• **Activity**
Filtering the records below, copy only those lines that include the word "Substances".

++++ Material supplied ++++

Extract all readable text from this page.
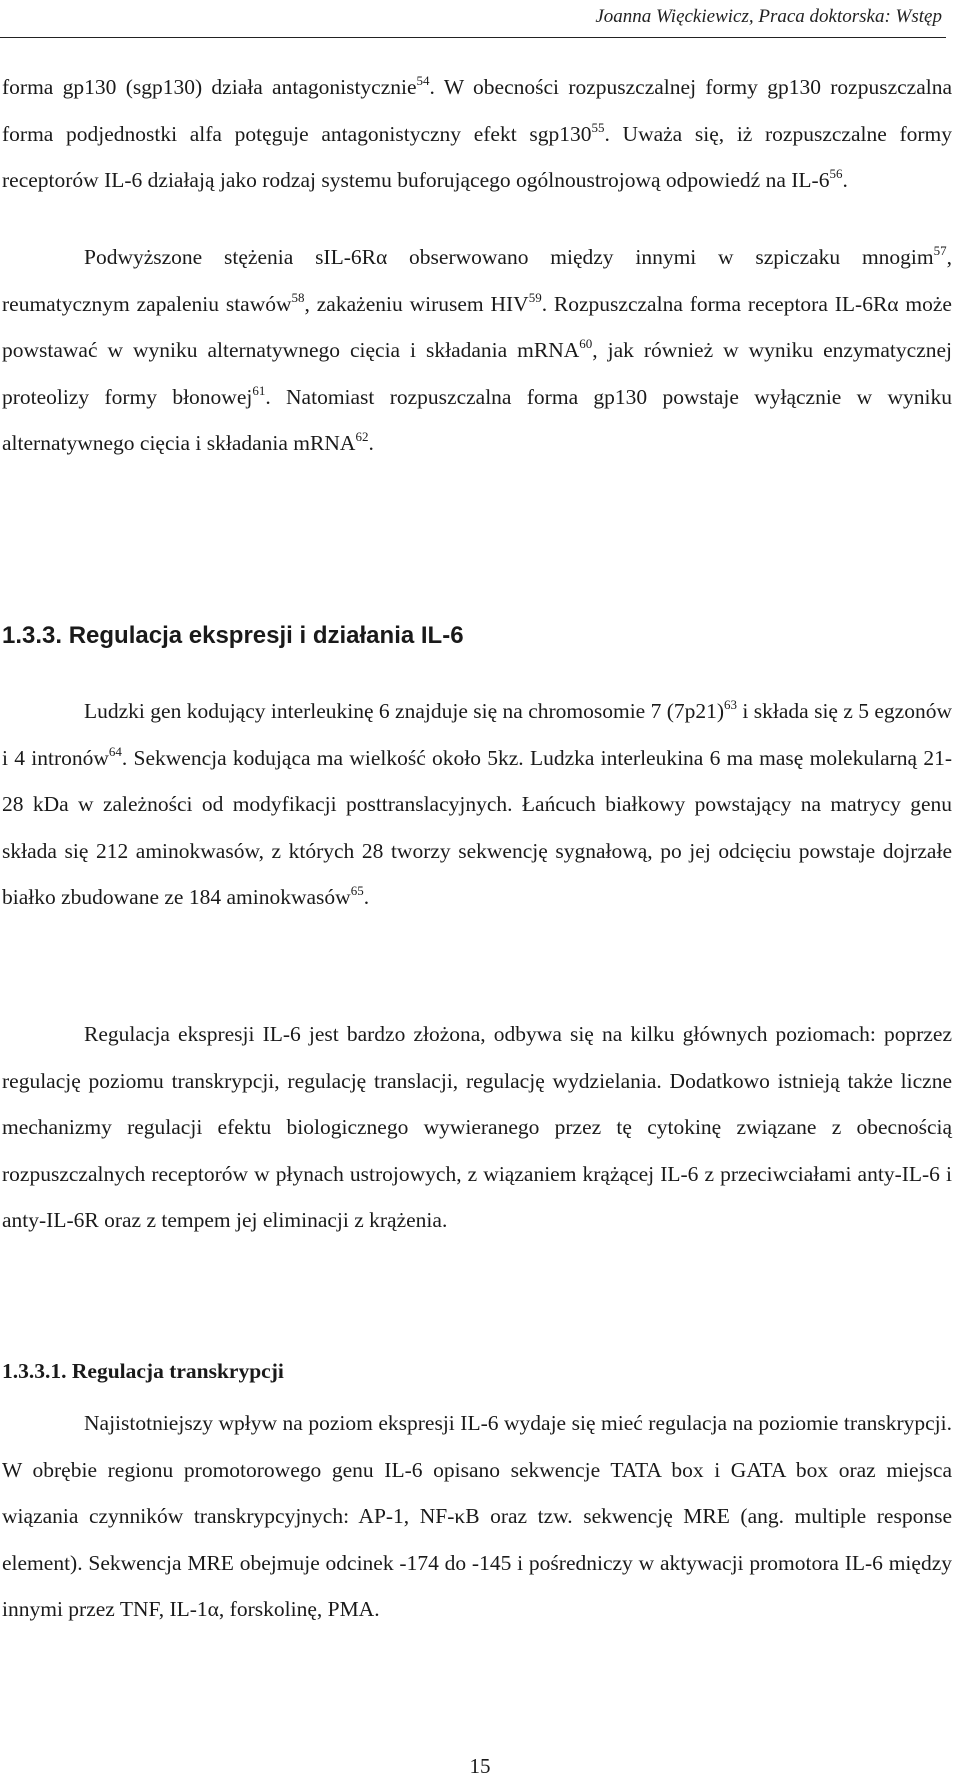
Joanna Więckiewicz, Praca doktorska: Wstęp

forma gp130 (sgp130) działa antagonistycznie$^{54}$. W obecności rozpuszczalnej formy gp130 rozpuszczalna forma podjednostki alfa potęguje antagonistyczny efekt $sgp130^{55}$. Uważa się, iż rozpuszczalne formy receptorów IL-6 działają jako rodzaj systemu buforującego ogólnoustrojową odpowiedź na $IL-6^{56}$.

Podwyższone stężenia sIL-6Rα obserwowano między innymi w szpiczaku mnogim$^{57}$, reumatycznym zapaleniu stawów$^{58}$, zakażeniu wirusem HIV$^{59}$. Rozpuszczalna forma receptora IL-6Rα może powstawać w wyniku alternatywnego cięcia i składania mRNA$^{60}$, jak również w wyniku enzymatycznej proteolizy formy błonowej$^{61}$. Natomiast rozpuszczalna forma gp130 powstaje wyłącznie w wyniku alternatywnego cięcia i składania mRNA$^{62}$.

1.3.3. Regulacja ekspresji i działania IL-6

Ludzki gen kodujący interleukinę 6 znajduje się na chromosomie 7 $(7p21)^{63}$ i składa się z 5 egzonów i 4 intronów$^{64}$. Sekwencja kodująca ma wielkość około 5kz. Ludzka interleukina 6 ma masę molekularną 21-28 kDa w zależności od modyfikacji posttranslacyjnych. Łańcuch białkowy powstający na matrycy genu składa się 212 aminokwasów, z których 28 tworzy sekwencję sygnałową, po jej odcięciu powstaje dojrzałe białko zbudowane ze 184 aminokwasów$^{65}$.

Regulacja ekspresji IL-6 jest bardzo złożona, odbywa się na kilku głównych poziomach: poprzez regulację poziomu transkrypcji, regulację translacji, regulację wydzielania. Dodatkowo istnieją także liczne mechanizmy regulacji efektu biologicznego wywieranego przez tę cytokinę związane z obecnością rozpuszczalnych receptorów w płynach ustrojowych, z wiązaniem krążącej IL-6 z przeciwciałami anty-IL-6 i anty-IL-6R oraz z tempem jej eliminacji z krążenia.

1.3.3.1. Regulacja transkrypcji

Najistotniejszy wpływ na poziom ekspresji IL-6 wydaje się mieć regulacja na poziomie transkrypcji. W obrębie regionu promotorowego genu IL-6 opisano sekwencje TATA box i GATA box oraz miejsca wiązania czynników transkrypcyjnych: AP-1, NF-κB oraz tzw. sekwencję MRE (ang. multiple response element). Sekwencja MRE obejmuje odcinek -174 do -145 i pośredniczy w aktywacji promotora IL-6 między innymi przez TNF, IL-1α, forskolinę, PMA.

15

++++
++++ Material supplied ++++

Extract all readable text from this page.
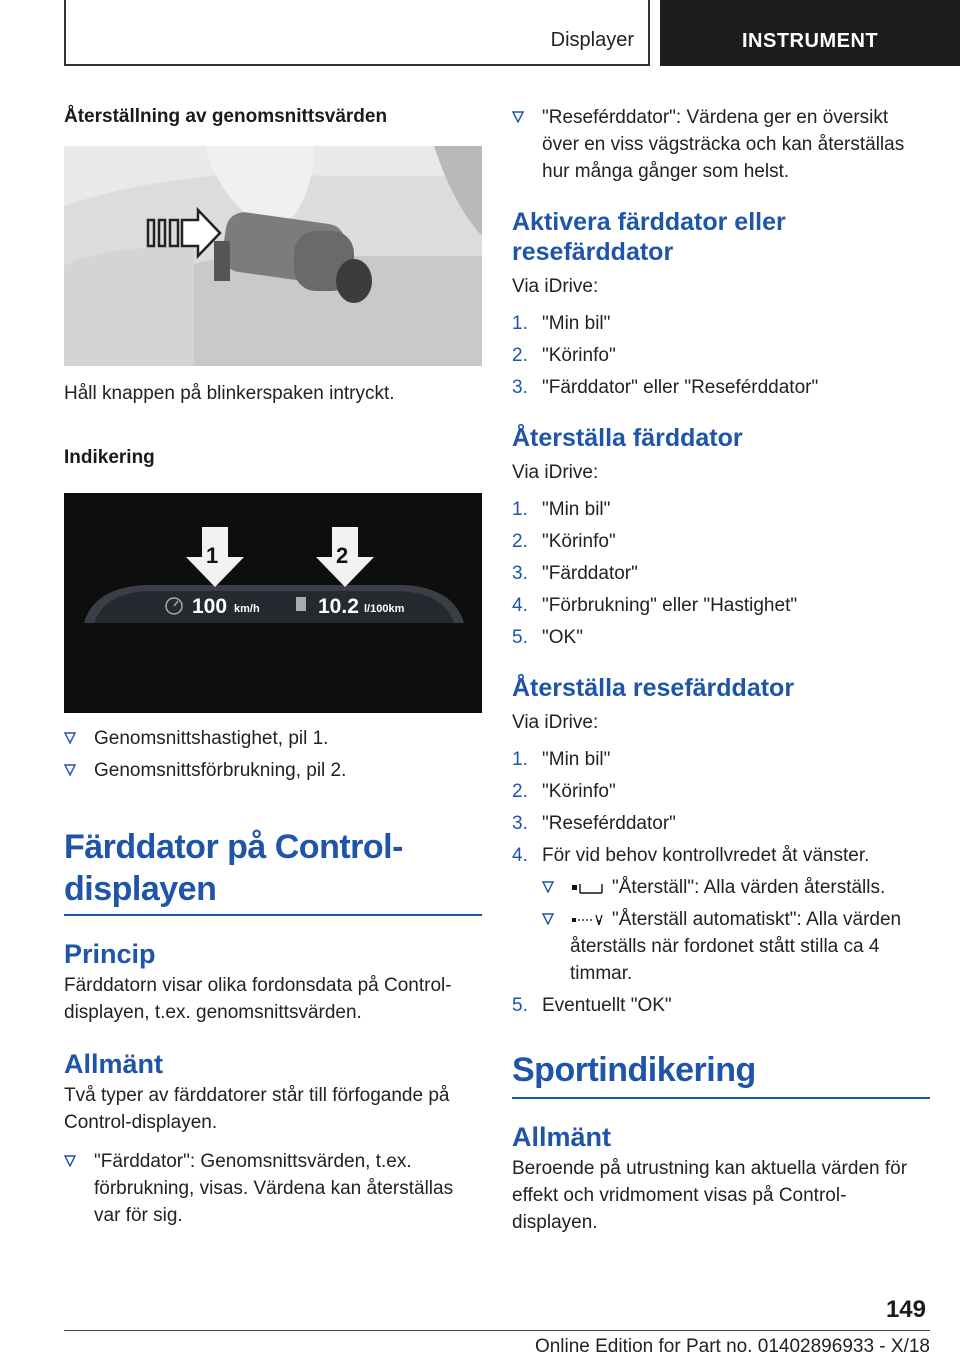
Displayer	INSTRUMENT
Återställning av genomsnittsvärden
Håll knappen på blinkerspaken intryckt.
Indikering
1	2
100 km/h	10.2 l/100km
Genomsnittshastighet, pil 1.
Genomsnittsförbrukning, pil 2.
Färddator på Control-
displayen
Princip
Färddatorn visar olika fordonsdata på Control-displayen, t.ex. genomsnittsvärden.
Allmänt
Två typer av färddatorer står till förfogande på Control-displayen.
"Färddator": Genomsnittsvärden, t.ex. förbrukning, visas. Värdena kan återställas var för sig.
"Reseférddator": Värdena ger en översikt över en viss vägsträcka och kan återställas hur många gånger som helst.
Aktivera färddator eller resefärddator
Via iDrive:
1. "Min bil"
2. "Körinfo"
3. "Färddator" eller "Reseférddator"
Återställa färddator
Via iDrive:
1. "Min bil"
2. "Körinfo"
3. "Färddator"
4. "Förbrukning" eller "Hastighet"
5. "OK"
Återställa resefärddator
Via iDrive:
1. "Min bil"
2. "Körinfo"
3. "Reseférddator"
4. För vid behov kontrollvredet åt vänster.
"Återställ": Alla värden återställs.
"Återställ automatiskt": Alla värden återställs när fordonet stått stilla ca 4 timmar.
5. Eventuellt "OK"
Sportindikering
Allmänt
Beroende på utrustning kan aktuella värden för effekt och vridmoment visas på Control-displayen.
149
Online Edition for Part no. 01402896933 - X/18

++++
++++ Material supplied ++++

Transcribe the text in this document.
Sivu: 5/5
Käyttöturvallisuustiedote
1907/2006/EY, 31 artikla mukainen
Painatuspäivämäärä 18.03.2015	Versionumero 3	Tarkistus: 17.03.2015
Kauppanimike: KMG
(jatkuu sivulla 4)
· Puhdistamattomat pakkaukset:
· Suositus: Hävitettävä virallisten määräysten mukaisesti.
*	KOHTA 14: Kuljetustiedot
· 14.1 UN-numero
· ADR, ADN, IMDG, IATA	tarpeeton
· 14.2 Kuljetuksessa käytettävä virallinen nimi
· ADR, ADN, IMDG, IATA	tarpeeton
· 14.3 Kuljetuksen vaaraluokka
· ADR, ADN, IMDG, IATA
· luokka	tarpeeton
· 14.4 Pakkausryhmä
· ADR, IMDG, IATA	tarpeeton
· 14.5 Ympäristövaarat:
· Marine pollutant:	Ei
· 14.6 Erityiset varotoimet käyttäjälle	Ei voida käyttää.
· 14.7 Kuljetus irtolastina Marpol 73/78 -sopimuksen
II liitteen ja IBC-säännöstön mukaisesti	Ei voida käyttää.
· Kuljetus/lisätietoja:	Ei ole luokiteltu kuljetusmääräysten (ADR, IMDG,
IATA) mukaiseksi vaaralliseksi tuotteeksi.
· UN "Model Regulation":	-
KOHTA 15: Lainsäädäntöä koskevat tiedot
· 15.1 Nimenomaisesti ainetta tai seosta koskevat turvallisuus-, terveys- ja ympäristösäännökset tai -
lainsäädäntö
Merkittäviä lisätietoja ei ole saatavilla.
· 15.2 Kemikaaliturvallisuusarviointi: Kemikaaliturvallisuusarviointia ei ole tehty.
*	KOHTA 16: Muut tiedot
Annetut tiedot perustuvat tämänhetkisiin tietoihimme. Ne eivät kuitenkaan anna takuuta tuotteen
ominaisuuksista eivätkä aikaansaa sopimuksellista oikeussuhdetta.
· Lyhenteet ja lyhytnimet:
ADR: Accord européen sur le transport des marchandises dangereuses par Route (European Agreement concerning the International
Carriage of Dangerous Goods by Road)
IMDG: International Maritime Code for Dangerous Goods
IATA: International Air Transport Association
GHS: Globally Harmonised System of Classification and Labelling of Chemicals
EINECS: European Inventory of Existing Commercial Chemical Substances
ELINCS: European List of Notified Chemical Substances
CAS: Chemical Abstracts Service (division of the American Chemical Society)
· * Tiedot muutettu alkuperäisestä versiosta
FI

++++

• **Your solution**
EINECS: European Inventory of Existing Commercial Chemical Substances
ELINCS: European List of Notified Chemical Substances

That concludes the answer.